-- Exercise instructions --
Exactly as they appear, output all of the records. Skip any images.

-- Records for the exercise --

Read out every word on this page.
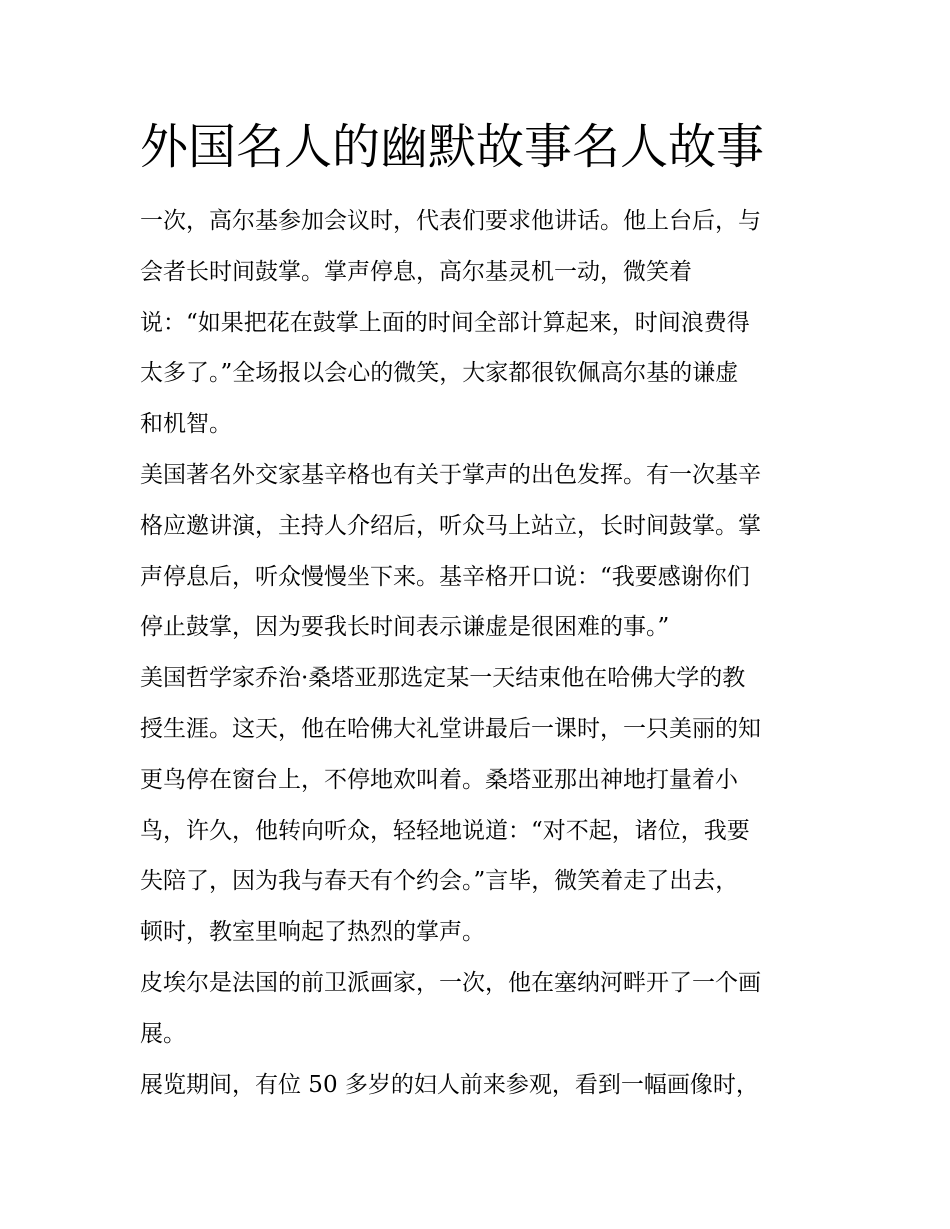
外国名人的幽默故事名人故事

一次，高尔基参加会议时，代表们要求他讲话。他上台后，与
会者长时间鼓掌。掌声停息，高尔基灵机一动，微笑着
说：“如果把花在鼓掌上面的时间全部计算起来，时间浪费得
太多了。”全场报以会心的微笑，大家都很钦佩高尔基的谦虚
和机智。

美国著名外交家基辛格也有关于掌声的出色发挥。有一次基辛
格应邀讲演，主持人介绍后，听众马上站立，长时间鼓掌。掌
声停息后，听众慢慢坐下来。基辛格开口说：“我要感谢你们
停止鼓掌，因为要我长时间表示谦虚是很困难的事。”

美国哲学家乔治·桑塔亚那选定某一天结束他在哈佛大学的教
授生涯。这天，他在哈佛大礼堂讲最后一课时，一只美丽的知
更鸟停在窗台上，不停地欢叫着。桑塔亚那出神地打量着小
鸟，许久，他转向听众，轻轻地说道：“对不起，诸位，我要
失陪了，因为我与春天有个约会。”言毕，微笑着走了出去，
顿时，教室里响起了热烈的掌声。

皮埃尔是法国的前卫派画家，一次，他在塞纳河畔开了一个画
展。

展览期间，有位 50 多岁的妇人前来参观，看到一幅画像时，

-- Response to the exercise --
Read out every word on this page.
外国名人的幽默故事名人故事

一次，高尔基参加会议时，代表们要求他讲话。他上台后，与
会者长时间鼓掌。掌声停息，高尔基灵机一动，微笑着
说：“如果把花在鼓掌上面的时间全部计算起来，时间浪费得
太多了。”全场报以会心的微笑，大家都很钦佩高尔基的谦虚
和机智。

美国著名外交家基辛格也有关于掌声的出色发挥。有一次基辛
格应邀讲演，主持人介绍后，听众马上站立，长时间鼓掌。掌
声停息后，听众慢慢坐下来。基辛格开口说：“我要感谢你们
停止鼓掌，因为要我长时间表示谦虚是很困难的事。”

美国哲学家乔治·桑塔亚那选定某一天结束他在哈佛大学的教
授生涯。这天，他在哈佛大礼堂讲最后一课时，一只美丽的知
更鸟停在窗台上，不停地欢叫着。桑塔亚那出神地打量着小
鸟，许久，他转向听众，轻轻地说道：“对不起，诸位，我要
失陪了，因为我与春天有个约会。”言毕，微笑着走了出去，
顿时，教室里响起了热烈的掌声。

皮埃尔是法国的前卫派画家，一次，他在塞纳河畔开了一个画
展。

展览期间，有位 50 多岁的妇人前来参观，看到一幅画像时，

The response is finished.